PROVIDED TEXT:

The NASA Exploration Atmosphere refers to a mission research profile used to study human physiology in spacecraft and surface habitats, designed to support high‑cadence extravehicular activity (EVA), while minimizing decompression sickness (DCS), hypoxia, and flammability risks.

The exploration atmosphere framework is integral to NASA's Artemis Program and future lunar/Martian surface operations, enabling frequent EVA capabilities with lower operational overhead. Ongoing research continues to evaluate alternate atmospheres, variable spacesuit pressures, and physiological effects.

== Background ==
In early crewed missions such as Mercury and Apollo, NASA used low‑pressure (~5 psi), pure‑oxygen cabin atmospheres to simplify life‑support systems. However, post‑Apollo, spacecraft like the Space Shuttle and the International Space Station adopted near‑sea‑level pressures (14.7 psi) with ~21 % O₂, requiring lengthy prebreathe protocols before EVA to mitigate DCS risk.

To reduce EVA delays and consumables, the Exploration Atmospheres Working Group (EAWG) evaluated a habitat atmosphere of 8.0 psia with 32% oxygen, later refined to 8.2 psia and 34% O₂, enabling shorter prebreathe times while maintaining crew safety.

== Decompression sickness considerations ==
DCS arises when nitrogen bubbles form in tissues during a pressure drop, potentially triggering joint pain, neurological symptoms, or worse. To minimize risk, the exploration atmosphere reduces cabin nitrogen levels, combined with abbreviated prebreathe protocols lowering astronaut nitrogen load before EVA. To provide empirical validation of what is predicted to be a safe and effective prebreathe protocol, project human subjects must maintain physical characteristics similar to that of the current astronaut corps.

NASA's Evidence Report emphasizes that new risk-mitigation strategies—such as suit ports, variable-spacesuits, and abbreviated prebreathe protocols—are essential given limitations in emergency medical options during deep-space missions.

== Testing facilities ==
NASA retrofitted the 20‑Foot Chamber at Johnson Space Center (Building 7) to support controlled human exposures to exploration atmospheres. The chamber is a three‑story, human‑rated facility capable of simulating variable atmospheric pressures and compositions. It includes doppler and ultrasound monitoring systems to evaluate DCS physiology over multi‑day studies.

This chamber, originally built in the 1960s for Gemini, Apollo, and Skylab testing, was later used in the 1990s for 30‑ to 90‑day crewed closed-loop life‑support studies to support ISS development.

PROVIDED DATA:

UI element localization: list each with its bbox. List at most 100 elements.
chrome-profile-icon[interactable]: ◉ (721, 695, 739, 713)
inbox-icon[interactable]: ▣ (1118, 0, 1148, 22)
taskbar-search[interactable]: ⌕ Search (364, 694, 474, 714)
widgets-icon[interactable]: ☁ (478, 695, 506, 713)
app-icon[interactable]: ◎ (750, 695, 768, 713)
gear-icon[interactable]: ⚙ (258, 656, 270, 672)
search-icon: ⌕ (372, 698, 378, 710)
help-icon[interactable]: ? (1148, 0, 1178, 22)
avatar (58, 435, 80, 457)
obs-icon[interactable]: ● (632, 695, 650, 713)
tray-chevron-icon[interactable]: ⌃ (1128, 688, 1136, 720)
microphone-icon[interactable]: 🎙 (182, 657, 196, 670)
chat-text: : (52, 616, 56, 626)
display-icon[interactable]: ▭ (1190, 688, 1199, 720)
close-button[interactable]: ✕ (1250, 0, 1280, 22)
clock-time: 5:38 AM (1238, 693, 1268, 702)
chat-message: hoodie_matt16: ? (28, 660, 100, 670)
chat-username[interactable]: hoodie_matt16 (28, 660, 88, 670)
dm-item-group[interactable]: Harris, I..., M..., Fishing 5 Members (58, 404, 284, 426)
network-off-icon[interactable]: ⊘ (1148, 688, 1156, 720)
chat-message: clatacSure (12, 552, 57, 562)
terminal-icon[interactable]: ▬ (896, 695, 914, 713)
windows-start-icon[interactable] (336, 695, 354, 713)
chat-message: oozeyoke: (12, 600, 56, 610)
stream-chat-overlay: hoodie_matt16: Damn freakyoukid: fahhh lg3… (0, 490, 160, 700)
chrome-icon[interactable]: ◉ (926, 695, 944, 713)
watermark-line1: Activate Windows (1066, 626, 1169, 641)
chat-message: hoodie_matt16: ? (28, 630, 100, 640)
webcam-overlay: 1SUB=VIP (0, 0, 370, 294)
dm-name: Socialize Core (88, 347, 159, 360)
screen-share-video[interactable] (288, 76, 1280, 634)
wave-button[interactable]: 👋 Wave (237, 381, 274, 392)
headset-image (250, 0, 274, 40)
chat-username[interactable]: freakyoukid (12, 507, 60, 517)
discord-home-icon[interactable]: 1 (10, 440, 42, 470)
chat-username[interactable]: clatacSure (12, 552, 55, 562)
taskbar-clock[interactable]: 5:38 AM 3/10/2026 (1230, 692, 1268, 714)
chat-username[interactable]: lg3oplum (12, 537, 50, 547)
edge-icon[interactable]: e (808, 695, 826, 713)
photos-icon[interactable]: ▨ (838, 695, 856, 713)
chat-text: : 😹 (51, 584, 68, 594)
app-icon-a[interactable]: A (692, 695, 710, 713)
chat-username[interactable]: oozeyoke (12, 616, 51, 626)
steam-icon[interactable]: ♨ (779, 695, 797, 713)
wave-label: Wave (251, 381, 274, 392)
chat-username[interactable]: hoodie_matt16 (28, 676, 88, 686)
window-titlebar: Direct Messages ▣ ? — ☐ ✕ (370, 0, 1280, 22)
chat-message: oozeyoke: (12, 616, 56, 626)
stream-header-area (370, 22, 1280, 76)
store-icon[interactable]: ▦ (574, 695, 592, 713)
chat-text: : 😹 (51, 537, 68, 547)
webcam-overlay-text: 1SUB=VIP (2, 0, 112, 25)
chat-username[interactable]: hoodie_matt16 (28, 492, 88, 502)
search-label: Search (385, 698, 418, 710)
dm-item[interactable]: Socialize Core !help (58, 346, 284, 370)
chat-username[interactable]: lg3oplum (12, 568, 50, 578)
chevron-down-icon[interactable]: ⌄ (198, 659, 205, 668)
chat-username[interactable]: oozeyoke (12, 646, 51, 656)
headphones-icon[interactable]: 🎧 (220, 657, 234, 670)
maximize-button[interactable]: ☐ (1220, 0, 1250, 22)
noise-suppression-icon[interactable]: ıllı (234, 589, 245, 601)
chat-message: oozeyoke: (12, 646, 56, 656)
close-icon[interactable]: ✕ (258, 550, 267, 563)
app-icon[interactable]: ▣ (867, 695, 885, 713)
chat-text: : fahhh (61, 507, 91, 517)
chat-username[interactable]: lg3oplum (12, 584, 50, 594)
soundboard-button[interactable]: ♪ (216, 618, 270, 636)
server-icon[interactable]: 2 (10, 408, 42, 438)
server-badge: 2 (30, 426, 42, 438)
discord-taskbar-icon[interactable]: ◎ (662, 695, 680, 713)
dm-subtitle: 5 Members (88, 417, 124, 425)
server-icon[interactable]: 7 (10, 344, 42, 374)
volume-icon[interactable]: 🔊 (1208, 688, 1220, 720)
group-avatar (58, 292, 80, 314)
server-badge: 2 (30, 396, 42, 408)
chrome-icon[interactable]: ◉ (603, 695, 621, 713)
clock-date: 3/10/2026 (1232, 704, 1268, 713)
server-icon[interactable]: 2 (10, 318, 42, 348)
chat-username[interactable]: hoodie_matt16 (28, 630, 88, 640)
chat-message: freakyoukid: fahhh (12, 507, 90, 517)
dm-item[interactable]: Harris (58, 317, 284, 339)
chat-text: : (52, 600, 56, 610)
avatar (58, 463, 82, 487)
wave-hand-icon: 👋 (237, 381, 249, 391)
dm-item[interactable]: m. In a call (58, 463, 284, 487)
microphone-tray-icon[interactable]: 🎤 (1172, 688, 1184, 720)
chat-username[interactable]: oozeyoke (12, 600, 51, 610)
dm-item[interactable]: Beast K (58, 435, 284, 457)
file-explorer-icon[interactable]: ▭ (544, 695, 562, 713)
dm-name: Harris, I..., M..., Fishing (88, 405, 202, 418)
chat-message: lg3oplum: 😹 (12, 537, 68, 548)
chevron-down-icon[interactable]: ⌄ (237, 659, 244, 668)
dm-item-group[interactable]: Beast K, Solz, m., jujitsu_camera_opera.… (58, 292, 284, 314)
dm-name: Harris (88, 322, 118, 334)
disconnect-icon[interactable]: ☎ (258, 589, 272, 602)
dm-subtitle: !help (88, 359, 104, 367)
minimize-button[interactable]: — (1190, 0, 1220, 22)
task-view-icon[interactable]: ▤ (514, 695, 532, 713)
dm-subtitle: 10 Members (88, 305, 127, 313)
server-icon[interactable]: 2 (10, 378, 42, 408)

WORK REQUEST: From the text above on the NASA exploration atmosphere, extract the passage starting at "This chamber, originally" and ending at "support ISS development.", copying it word for word.

TASK RESULT:
This chamber, originally built in the 1960s for Gemini, Apollo, and Skylab testing, was later used in the 1990s for 30‑ to 90‑day crewed closed-loop life‑support studies to support ISS development.